Saved entries
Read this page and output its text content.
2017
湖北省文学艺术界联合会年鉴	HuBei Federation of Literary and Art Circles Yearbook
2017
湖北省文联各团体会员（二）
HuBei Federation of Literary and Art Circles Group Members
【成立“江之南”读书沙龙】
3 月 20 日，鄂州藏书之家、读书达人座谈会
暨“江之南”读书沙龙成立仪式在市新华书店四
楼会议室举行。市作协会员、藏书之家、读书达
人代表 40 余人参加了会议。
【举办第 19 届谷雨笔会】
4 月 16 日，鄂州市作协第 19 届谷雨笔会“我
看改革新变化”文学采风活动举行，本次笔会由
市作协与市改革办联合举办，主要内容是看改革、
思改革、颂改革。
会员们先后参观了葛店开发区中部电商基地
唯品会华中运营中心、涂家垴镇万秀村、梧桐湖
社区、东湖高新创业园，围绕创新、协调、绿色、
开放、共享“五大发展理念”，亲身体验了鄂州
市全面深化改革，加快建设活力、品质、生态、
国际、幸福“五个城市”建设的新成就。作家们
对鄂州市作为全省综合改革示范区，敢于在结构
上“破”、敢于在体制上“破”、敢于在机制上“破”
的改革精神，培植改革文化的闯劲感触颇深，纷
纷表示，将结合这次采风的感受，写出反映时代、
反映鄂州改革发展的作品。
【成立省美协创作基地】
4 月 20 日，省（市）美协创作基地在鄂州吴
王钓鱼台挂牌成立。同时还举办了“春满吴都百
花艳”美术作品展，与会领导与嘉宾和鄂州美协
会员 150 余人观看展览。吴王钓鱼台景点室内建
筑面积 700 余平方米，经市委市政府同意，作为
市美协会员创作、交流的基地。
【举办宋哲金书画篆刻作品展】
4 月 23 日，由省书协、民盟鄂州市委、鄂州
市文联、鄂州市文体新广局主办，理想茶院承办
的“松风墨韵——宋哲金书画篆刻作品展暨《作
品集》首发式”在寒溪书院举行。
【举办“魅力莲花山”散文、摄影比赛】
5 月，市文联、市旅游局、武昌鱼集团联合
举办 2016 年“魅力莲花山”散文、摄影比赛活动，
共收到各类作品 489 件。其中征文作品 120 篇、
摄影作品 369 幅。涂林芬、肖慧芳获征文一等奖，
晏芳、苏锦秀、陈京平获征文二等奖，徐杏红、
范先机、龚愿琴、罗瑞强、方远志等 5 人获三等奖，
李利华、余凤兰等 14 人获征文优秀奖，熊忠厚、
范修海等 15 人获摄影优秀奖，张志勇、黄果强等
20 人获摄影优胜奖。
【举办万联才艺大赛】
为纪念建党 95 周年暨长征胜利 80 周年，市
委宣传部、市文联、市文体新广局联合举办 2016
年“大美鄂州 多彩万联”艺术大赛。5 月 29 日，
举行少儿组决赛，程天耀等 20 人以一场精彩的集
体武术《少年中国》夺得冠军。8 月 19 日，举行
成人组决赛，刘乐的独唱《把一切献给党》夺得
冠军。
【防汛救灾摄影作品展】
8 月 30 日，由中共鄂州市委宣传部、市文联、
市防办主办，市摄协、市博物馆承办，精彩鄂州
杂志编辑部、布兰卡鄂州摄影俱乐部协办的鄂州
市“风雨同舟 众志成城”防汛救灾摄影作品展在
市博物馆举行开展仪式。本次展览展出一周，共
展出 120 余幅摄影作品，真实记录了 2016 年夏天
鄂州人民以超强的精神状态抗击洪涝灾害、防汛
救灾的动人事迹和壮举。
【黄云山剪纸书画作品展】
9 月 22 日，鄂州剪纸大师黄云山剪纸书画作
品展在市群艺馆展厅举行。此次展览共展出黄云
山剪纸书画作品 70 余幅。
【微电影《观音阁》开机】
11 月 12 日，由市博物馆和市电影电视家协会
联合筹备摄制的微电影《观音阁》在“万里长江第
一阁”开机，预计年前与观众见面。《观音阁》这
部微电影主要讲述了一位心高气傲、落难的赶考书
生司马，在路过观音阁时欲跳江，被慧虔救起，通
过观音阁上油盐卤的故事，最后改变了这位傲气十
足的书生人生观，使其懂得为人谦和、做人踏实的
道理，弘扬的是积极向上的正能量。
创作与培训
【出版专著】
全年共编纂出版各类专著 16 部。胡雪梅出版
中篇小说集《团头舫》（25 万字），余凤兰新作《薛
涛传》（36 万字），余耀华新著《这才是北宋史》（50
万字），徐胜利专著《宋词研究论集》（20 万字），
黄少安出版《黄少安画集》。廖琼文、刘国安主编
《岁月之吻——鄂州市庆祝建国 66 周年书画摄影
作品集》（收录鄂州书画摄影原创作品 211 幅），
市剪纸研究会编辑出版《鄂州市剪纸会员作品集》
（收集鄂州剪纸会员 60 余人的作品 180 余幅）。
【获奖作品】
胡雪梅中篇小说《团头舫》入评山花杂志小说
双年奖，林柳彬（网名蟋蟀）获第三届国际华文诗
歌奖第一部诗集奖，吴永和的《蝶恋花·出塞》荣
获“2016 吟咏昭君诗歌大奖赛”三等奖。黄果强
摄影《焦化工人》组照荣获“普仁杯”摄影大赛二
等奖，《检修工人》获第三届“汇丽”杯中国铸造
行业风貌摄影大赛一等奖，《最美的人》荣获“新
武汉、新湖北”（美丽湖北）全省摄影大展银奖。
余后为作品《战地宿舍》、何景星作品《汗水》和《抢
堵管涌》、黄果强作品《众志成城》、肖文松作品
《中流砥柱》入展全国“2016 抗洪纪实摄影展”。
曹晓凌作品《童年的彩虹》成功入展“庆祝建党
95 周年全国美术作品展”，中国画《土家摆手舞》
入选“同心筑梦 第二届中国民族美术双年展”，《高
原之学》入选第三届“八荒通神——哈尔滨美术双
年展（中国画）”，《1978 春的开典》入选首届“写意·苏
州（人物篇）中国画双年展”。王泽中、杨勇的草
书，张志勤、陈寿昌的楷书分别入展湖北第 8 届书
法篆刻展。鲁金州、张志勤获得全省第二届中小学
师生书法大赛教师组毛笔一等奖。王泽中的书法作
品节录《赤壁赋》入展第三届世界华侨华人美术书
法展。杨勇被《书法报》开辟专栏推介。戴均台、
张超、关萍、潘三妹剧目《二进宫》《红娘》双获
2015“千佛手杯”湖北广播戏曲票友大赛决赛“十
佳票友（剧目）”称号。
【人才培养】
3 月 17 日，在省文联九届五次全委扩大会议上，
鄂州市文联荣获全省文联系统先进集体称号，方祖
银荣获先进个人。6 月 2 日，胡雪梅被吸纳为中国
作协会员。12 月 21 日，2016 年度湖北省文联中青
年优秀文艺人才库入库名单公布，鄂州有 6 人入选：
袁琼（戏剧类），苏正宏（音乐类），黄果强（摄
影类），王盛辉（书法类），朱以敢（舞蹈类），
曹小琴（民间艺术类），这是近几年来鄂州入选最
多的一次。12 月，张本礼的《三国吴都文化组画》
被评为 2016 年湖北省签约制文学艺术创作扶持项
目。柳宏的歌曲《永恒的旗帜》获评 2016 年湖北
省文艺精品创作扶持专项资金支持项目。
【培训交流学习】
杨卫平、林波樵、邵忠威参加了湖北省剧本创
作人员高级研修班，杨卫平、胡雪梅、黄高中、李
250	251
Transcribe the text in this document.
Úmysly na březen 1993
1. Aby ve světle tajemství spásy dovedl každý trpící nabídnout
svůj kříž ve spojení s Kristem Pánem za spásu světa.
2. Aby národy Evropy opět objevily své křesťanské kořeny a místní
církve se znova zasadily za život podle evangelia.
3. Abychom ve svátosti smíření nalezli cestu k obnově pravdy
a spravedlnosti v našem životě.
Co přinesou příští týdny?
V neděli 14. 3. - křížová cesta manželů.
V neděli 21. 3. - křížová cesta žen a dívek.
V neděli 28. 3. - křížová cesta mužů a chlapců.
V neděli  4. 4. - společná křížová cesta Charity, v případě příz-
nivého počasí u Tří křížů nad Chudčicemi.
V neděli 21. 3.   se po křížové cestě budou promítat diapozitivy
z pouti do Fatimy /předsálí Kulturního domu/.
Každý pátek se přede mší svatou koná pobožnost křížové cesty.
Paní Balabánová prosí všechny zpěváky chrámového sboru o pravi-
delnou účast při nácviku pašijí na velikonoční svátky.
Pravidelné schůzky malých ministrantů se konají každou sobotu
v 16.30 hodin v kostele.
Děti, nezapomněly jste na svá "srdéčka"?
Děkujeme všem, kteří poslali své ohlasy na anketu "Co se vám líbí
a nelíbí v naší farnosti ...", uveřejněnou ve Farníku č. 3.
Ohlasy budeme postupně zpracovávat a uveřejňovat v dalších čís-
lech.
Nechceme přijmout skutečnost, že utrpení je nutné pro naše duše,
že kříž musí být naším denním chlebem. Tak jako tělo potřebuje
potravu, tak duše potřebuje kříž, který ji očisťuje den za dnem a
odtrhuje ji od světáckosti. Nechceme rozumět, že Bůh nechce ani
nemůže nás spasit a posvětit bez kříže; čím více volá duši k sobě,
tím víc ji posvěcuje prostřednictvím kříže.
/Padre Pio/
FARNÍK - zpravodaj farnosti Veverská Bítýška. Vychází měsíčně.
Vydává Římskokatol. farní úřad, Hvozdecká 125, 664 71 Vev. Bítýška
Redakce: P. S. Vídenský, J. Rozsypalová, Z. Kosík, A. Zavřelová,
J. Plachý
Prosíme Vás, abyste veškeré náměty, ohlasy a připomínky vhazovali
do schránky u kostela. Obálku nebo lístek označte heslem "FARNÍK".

• [Set exercise] Your answer should be one number: the count of lines in the data above that include the word "Bítýška".

• [Task result] 2